题目要求: 将下面的全部数据逐行照抄，一字不改。

所给数据:
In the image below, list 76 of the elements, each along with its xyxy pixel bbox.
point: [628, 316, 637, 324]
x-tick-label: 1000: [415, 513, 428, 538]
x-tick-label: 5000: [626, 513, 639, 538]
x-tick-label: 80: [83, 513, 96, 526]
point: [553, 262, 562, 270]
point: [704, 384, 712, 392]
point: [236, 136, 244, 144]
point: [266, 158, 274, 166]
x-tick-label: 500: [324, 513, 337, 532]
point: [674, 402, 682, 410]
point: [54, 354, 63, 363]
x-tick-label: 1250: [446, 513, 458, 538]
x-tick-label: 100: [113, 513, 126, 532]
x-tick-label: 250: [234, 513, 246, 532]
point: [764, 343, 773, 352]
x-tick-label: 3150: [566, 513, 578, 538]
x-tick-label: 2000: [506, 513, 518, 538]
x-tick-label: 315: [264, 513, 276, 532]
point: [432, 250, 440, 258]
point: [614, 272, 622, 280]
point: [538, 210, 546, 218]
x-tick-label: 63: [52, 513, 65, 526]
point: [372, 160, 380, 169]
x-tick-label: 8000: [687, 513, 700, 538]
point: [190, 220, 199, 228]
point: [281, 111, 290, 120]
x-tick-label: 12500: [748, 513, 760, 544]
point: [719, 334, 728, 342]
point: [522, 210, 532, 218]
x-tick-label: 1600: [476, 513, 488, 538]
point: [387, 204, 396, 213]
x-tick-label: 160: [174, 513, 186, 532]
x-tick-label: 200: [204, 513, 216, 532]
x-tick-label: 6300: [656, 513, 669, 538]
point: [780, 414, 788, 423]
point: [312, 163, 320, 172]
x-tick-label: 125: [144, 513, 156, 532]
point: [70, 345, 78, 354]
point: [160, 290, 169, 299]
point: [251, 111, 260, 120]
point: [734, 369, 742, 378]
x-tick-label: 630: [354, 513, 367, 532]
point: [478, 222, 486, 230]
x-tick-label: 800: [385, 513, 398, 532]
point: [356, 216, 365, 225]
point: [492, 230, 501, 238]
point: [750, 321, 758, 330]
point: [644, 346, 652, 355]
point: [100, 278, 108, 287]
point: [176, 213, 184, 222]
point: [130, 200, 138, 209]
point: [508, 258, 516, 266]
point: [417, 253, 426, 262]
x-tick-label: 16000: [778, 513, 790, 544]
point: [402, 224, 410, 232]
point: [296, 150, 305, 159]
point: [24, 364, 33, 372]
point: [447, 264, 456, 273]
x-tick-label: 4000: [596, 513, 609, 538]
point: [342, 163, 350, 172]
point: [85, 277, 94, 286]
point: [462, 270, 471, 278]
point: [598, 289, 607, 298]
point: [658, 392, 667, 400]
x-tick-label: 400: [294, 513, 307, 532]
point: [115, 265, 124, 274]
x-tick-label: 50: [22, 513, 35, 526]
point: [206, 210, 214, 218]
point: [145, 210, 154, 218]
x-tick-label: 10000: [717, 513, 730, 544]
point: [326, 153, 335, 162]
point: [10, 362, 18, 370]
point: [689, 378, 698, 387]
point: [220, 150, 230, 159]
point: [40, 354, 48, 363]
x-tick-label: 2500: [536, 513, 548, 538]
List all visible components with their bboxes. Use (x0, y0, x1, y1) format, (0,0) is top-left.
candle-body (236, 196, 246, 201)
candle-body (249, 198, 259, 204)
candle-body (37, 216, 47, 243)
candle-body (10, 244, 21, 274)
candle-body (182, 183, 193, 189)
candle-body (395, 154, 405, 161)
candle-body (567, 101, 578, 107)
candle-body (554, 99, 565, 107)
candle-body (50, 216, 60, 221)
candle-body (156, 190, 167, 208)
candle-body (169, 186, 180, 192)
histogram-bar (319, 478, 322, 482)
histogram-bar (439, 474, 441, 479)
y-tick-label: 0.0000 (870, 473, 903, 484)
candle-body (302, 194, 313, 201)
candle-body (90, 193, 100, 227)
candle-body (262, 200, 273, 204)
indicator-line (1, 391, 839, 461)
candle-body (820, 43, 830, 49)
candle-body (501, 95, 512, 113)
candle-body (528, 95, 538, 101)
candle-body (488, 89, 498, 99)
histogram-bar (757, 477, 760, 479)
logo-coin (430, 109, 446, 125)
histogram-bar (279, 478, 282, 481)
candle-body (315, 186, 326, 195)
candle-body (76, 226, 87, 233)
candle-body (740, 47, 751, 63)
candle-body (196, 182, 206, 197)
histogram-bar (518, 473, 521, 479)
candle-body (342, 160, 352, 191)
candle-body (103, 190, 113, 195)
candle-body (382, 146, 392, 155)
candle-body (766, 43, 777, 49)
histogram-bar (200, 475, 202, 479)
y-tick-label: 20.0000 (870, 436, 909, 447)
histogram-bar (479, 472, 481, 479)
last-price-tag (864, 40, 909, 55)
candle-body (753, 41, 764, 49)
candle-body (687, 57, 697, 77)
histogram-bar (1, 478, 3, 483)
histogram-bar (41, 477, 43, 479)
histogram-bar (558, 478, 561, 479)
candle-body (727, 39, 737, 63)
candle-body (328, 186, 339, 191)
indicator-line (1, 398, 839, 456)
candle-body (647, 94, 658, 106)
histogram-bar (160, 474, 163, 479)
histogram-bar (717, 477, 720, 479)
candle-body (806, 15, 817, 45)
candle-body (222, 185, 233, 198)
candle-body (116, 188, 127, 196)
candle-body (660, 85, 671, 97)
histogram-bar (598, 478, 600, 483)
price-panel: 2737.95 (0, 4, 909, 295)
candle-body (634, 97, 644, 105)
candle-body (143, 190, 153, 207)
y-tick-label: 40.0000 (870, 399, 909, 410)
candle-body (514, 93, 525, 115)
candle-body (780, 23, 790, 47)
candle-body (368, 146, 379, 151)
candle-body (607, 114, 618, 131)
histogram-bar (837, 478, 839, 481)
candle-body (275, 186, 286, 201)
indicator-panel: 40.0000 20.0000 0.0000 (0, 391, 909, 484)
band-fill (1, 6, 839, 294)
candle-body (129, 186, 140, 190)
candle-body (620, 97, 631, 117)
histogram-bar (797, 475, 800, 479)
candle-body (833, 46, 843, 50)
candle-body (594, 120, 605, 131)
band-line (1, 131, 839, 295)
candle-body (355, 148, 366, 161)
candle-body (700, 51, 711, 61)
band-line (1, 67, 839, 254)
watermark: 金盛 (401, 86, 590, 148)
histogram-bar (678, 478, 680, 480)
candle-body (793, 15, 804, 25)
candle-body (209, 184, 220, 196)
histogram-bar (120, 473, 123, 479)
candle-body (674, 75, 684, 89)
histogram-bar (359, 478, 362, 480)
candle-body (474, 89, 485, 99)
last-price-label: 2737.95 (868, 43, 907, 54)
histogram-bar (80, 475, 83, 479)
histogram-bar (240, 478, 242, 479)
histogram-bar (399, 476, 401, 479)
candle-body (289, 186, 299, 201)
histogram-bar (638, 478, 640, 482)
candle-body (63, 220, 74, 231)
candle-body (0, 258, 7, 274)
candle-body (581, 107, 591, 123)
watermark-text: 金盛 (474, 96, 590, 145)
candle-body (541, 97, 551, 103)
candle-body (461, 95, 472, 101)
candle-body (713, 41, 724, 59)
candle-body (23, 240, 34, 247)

本题解答:
In the image below, list 76 of the elements, each along with its xyxy pixel bbox.
point: [628, 316, 637, 324]
x-tick-label: 1000: [415, 513, 428, 538]
x-tick-label: 5000: [626, 513, 639, 538]
x-tick-label: 80: [83, 513, 96, 526]
point: [553, 262, 562, 270]
point: [704, 384, 712, 392]
point: [236, 136, 244, 144]
point: [266, 158, 274, 166]
x-tick-label: 500: [324, 513, 337, 532]
point: [674, 402, 682, 410]
point: [54, 354, 63, 363]
x-tick-label: 1250: [446, 513, 458, 538]
x-tick-label: 100: [113, 513, 126, 532]
x-tick-label: 250: [234, 513, 246, 532]
point: [764, 343, 773, 352]
x-tick-label: 3150: [566, 513, 578, 538]
x-tick-label: 2000: [506, 513, 518, 538]
x-tick-label: 315: [264, 513, 276, 532]
point: [432, 250, 440, 258]
point: [614, 272, 622, 280]
point: [538, 210, 546, 218]
x-tick-label: 63: [52, 513, 65, 526]
point: [372, 160, 380, 169]
x-tick-label: 8000: [687, 513, 700, 538]
point: [190, 220, 199, 228]
point: [281, 111, 290, 120]
x-tick-label: 12500: [748, 513, 760, 544]
point: [719, 334, 728, 342]
point: [522, 210, 532, 218]
x-tick-label: 1600: [476, 513, 488, 538]
point: [387, 204, 396, 213]
x-tick-label: 160: [174, 513, 186, 532]
x-tick-label: 200: [204, 513, 216, 532]
x-tick-label: 6300: [656, 513, 669, 538]
point: [780, 414, 788, 423]
point: [312, 163, 320, 172]
x-tick-label: 125: [144, 513, 156, 532]
point: [70, 345, 78, 354]
point: [160, 290, 169, 299]
point: [251, 111, 260, 120]
point: [734, 369, 742, 378]
x-tick-label: 630: [354, 513, 367, 532]
point: [478, 222, 486, 230]
x-tick-label: 800: [385, 513, 398, 532]
point: [356, 216, 365, 225]
point: [492, 230, 501, 238]
point: [750, 321, 758, 330]
point: [644, 346, 652, 355]
point: [100, 278, 108, 287]
point: [176, 213, 184, 222]
point: [130, 200, 138, 209]
point: [508, 258, 516, 266]
point: [417, 253, 426, 262]
x-tick-label: 16000: [778, 513, 790, 544]
point: [402, 224, 410, 232]
point: [296, 150, 305, 159]
point: [24, 364, 33, 372]
point: [447, 264, 456, 273]
x-tick-label: 4000: [596, 513, 609, 538]
point: [342, 163, 350, 172]
point: [85, 277, 94, 286]
point: [462, 270, 471, 278]
point: [598, 289, 607, 298]
point: [658, 392, 667, 400]
x-tick-label: 400: [294, 513, 307, 532]
point: [115, 265, 124, 274]
x-tick-label: 50: [22, 513, 35, 526]
point: [206, 210, 214, 218]
point: [145, 210, 154, 218]
x-tick-label: 10000: [717, 513, 730, 544]
point: [326, 153, 335, 162]
point: [10, 362, 18, 370]
point: [689, 378, 698, 387]
point: [220, 150, 230, 159]
point: [40, 354, 48, 363]
x-tick-label: 2500: [536, 513, 548, 538]
List all visible components with their bboxes. Use (x0, y0, x1, y1) format, (0,0) is top-left.
candle-body (236, 196, 246, 201)
candle-body (249, 198, 259, 204)
candle-body (37, 216, 47, 243)
candle-body (10, 244, 21, 274)
candle-body (182, 183, 193, 189)
candle-body (395, 154, 405, 161)
candle-body (567, 101, 578, 107)
candle-body (554, 99, 565, 107)
candle-body (50, 216, 60, 221)
candle-body (156, 190, 167, 208)
candle-body (169, 186, 180, 192)
histogram-bar (319, 478, 322, 482)
histogram-bar (439, 474, 441, 479)
y-tick-label: 0.0000 (870, 473, 903, 484)
candle-body (302, 194, 313, 201)
candle-body (90, 193, 100, 227)
candle-body (262, 200, 273, 204)
indicator-line (1, 391, 839, 461)
candle-body (820, 43, 830, 49)
candle-body (501, 95, 512, 113)
candle-body (528, 95, 538, 101)
candle-body (488, 89, 498, 99)
histogram-bar (757, 477, 760, 479)
logo-coin (430, 109, 446, 125)
histogram-bar (279, 478, 282, 481)
candle-body (315, 186, 326, 195)
candle-body (76, 226, 87, 233)
candle-body (740, 47, 751, 63)
candle-body (196, 182, 206, 197)
histogram-bar (518, 473, 521, 479)
candle-body (342, 160, 352, 191)
candle-body (103, 190, 113, 195)
candle-body (382, 146, 392, 155)
candle-body (766, 43, 777, 49)
histogram-bar (200, 475, 202, 479)
y-tick-label: 20.0000 (870, 436, 909, 447)
histogram-bar (479, 472, 481, 479)
last-price-tag (864, 40, 909, 55)
candle-body (753, 41, 764, 49)
candle-body (687, 57, 697, 77)
histogram-bar (1, 478, 3, 483)
histogram-bar (41, 477, 43, 479)
histogram-bar (558, 478, 561, 479)
candle-body (727, 39, 737, 63)
candle-body (328, 186, 339, 191)
indicator-line (1, 398, 839, 456)
candle-body (647, 94, 658, 106)
histogram-bar (160, 474, 163, 479)
histogram-bar (717, 477, 720, 479)
candle-body (806, 15, 817, 45)
candle-body (222, 185, 233, 198)
candle-body (116, 188, 127, 196)
candle-body (660, 85, 671, 97)
histogram-bar (598, 478, 600, 483)
price-panel: 2737.95 (0, 4, 909, 295)
candle-body (634, 97, 644, 105)
candle-body (143, 190, 153, 207)
y-tick-label: 40.0000 (870, 399, 909, 410)
candle-body (514, 93, 525, 115)
candle-body (780, 23, 790, 47)
candle-body (368, 146, 379, 151)
candle-body (607, 114, 618, 131)
histogram-bar (837, 478, 839, 481)
candle-body (275, 186, 286, 201)
indicator-panel: 40.0000 20.0000 0.0000 (0, 391, 909, 484)
band-fill (1, 6, 839, 294)
candle-body (129, 186, 140, 190)
candle-body (620, 97, 631, 117)
histogram-bar (797, 475, 800, 479)
candle-body (833, 46, 843, 50)
candle-body (594, 120, 605, 131)
band-line (1, 131, 839, 295)
candle-body (355, 148, 366, 161)
candle-body (700, 51, 711, 61)
band-line (1, 67, 839, 254)
watermark: 金盛 (401, 86, 590, 148)
histogram-bar (678, 478, 680, 480)
candle-body (793, 15, 804, 25)
candle-body (209, 184, 220, 196)
histogram-bar (120, 473, 123, 479)
candle-body (674, 75, 684, 89)
histogram-bar (359, 478, 362, 480)
candle-body (474, 89, 485, 99)
last-price-label: 2737.95 (868, 43, 907, 54)
histogram-bar (80, 475, 83, 479)
histogram-bar (240, 478, 242, 479)
histogram-bar (399, 476, 401, 479)
candle-body (289, 186, 299, 201)
histogram-bar (638, 478, 640, 482)
candle-body (63, 220, 74, 231)
candle-body (0, 258, 7, 274)
candle-body (581, 107, 591, 123)
watermark-text: 金盛 (474, 96, 590, 145)
candle-body (541, 97, 551, 103)
candle-body (461, 95, 472, 101)
candle-body (713, 41, 724, 59)
candle-body (23, 240, 34, 247)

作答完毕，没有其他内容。